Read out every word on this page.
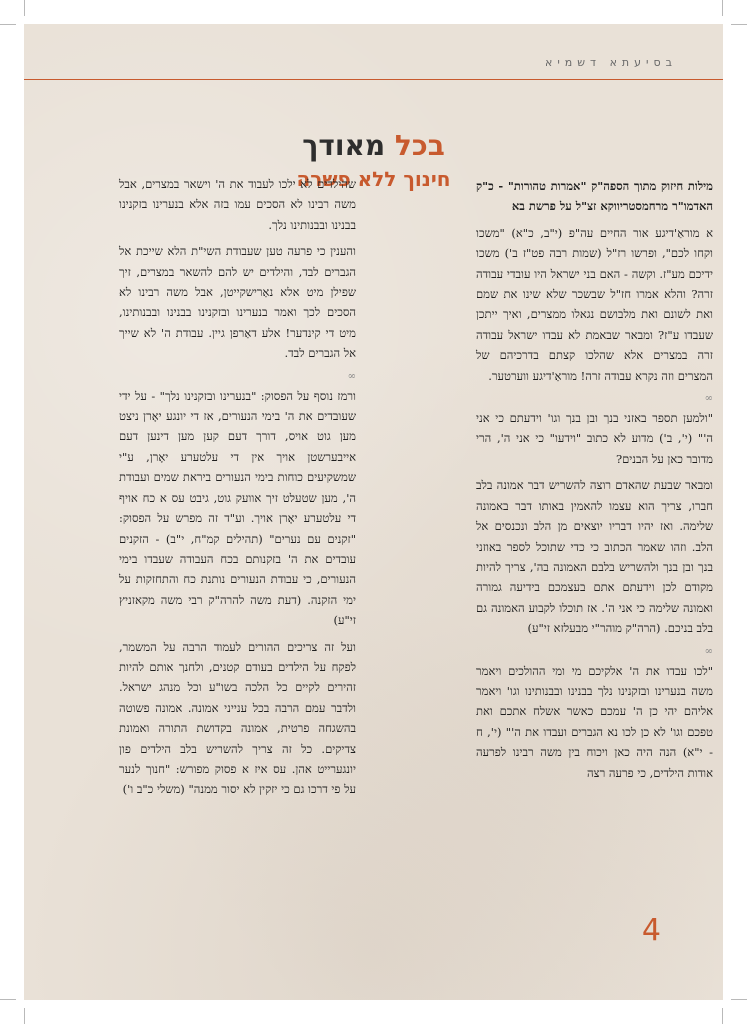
בסיעתא דשמיא
בכל מאודך
חינוך ללא פשרה	מילות חיזוק מתוך הספה"ק "אמרות טהורות" - כ"ק האדמו"ר מרחמסטריווקא זצ"ל על פרשת בא

א מוראַ'דיגע אור החיים עה"פ (י"ב, כ"א) "משכו וקחו לכם", ופרשו רז"ל (שמות רבה פט"ז ב') משכו ידיכם מע"ז. וקשה - האם בני ישראל היו עובדי עבודה זרה? והלא אמרו חז"ל שבשכר שלא שינו את שמם ואת לשונם ואת מלבושם נגאלו ממצרים, ואיך ייתכן שעבדו ע"ז? ומבאר שבאמת לא עבדו ישראל עבודה זרה במצרים אלא שהלכו קצתם בדרכיהם של המצרים וזה נקרא עבודה זרה! מוראַ'דיגע ווערטער.

∞

"ולמען תספר באזני בנך ובן בנך וגו' וידעתם כי אני ה'" (י', ב') מדוע לא כתוב "וידעו" כי אני ה', הרי מדובר כאן על הבנים?

ומבאר שבעת שהאדם רוצה להשריש דבר אמונה בלב חברו, צריך הוא עצמו להאמין באותו דבר באמונה שלימה. ואז יהיו דבריו יוצאים מן הלב ונכנסים אל הלב. וזהו שאמר הכתוב כי כדי שתוכל לספר באוזני בנך ובן בנך ולהשריש בלבם האמונה בה', צריך להיות מקודם לכן וידעתם אתם בעצמכם בידיעה גמורה ואמונה שלימה כי אני ה'. אז תוכלו לקבוע האמונה גם בלב בניכם. (הרה"ק מוהר"י מבעלזא זי"ע)

∞

"לכו עבדו את ה' אלקיכם מי ומי ההולכים ויאמר משה בנערינו ובזקנינו נלך בבנינו ובבנותינו וגו' ויאמר אליהם יהי כן ה' עמכם כאשר אשלח אתכם ואת טפכם וגו' לא כן לכו נא הגברים ועבדו את ה'" (י', ח - י"א) הנה היה כאן ויכוח בין משה רבינו לפרעה אודות הילדים, כי פרעה רצה

שהילדים לא ילכו לעבוד את ה' וישאר במצרים, אבל משה רבינו לא הסכים עמו בזה אלא בנערינו בזקנינו בבנינו ובבנותינו נלך.

והענין כי פרעה טען שעבודת השי"ת הלא שייכת אל הגברים לבד, והילדים יש להם להשאר במצרים, זיך שפילן מיט אלא נאַרישקייטן, אבל משה רבינו לא הסכים לכך ואמר בנערינו ובזקנינו בבנינו ובבנותינו, מיט די קינדער! אלע דאַרפן גיין. עבודת ה' לא שייך אל הגברים לבד.

∞

ורמז נוסף על הפסוק: "בנערינו ובזקנינו נלך" - על ידי שעובדים את ה' בימי הנעורים, אז די יונגע יאָרן ניצט מען גוט אויס, דורך דעם קען מען דינען דעם אייבערשטן אויך אין די עלטערע יאָרן, ע"י שמשקיעים כוחות בימי הנעורים ביראת שמים ועבודת ה', מען שטעלט זיך אוועק גוט, גיבט עס א כח אויף די עלטערע יאָרן אויך. וע"ד זה מפרש על הפסוק: "זקנים עם נערים" (תהילים קמ"ח, י"ב) - הזקנים עובדים את ה' בזקנותם בכח העבודה שעבדו בימי הנעורים, כי עבודת הנעורים נותנת כח והתחזקות על ימי הזקנה. (דעת משה להרה"ק רבי משה מקאזניץ זי"ע)

ועל זה צריכים ההורים לעמוד הרבה על המשמר, לפקח על הילדים בעודם קטנים, ולחנך אותם להיות זהירים לקיים כל הלכה בשו"ע וכל מנהג ישראל. ולדבר עמם הרבה בכל ענייני אמונה. אמונה פשוטה בהשגחה פרטית, אמונה בקדושת התורה ואמונת צדיקים. כל זה צריך להשריש בלב הילדים פון יונגערייט אהן. עס איז א פסוק מפורש: "חנוך לנער על פי דרכו גם כי יזקין לא יסור ממנה" (משלי כ"ב ו')

4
===
• [THE PROBLEM] The listing above must be printed again exactly, minus its pictures.

• [SOLUTION FOR THIS PROBLEM]
Read out every word on this page.
בסיעתא דשמיא
בכל מאודך
חינוך ללא פשרה	מילות חיזוק מתוך הספה"ק "אמרות טהורות" - כ"ק האדמו"ר מרחמסטריווקא זצ"ל על פרשת בא

א מוראַ'דיגע אור החיים עה"פ (י"ב, כ"א) "משכו וקחו לכם", ופרשו רז"ל (שמות רבה פט"ז ב') משכו ידיכם מע"ז. וקשה - האם בני ישראל היו עובדי עבודה זרה? והלא אמרו חז"ל שבשכר שלא שינו את שמם ואת לשונם ואת מלבושם נגאלו ממצרים, ואיך ייתכן שעבדו ע"ז? ומבאר שבאמת לא עבדו ישראל עבודה זרה במצרים אלא שהלכו קצתם בדרכיהם של המצרים וזה נקרא עבודה זרה! מוראַ'דיגע ווערטער.

∞

"ולמען תספר באזני בנך ובן בנך וגו' וידעתם כי אני ה'" (י', ב') מדוע לא כתוב "וידעו" כי אני ה', הרי מדובר כאן על הבנים?

ומבאר שבעת שהאדם רוצה להשריש דבר אמונה בלב חברו, צריך הוא עצמו להאמין באותו דבר באמונה שלימה. ואז יהיו דבריו יוצאים מן הלב ונכנסים אל הלב. וזהו שאמר הכתוב כי כדי שתוכל לספר באוזני בנך ובן בנך ולהשריש בלבם האמונה בה', צריך להיות מקודם לכן וידעתם אתם בעצמכם בידיעה גמורה ואמונה שלימה כי אני ה'. אז תוכלו לקבוע האמונה גם בלב בניכם. (הרה"ק מוהר"י מבעלזא זי"ע)

∞

"לכו עבדו את ה' אלקיכם מי ומי ההולכים ויאמר משה בנערינו ובזקנינו נלך בבנינו ובבנותינו וגו' ויאמר אליהם יהי כן ה' עמכם כאשר אשלח אתכם ואת טפכם וגו' לא כן לכו נא הגברים ועבדו את ה'" (י', ח - י"א) הנה היה כאן ויכוח בין משה רבינו לפרעה אודות הילדים, כי פרעה רצה

שהילדים לא ילכו לעבוד את ה' וישאר במצרים, אבל משה רבינו לא הסכים עמו בזה אלא בנערינו בזקנינו בבנינו ובבנותינו נלך.

והענין כי פרעה טען שעבודת השי"ת הלא שייכת אל הגברים לבד, והילדים יש להם להשאר במצרים, זיך שפילן מיט אלא נאַרישקייטן, אבל משה רבינו לא הסכים לכך ואמר בנערינו ובזקנינו בבנינו ובבנותינו, מיט די קינדער! אלע דאַרפן גיין. עבודת ה' לא שייך אל הגברים לבד.

∞

ורמז נוסף על הפסוק: "בנערינו ובזקנינו נלך" - על ידי שעובדים את ה' בימי הנעורים, אז די יונגע יאָרן ניצט מען גוט אויס, דורך דעם קען מען דינען דעם אייבערשטן אויך אין די עלטערע יאָרן, ע"י שמשקיעים כוחות בימי הנעורים ביראת שמים ועבודת ה', מען שטעלט זיך אוועק גוט, גיבט עס א כח אויף די עלטערע יאָרן אויך. וע"ד זה מפרש על הפסוק: "זקנים עם נערים" (תהילים קמ"ח, י"ב) - הזקנים עובדים את ה' בזקנותם בכח העבודה שעבדו בימי הנעורים, כי עבודת הנעורים נותנת כח והתחזקות על ימי הזקנה. (דעת משה להרה"ק רבי משה מקאזניץ זי"ע)

ועל זה צריכים ההורים לעמוד הרבה על המשמר, לפקח על הילדים בעודם קטנים, ולחנך אותם להיות זהירים לקיים כל הלכה בשו"ע וכל מנהג ישראל. ולדבר עמם הרבה בכל ענייני אמונה. אמונה פשוטה בהשגחה פרטית, אמונה בקדושת התורה ואמונת צדיקים. כל זה צריך להשריש בלב הילדים פון יונגערייט אהן. עס איז א פסוק מפורש: "חנוך לנער על פי דרכו גם כי יזקין לא יסור ממנה" (משלי כ"ב ו')

4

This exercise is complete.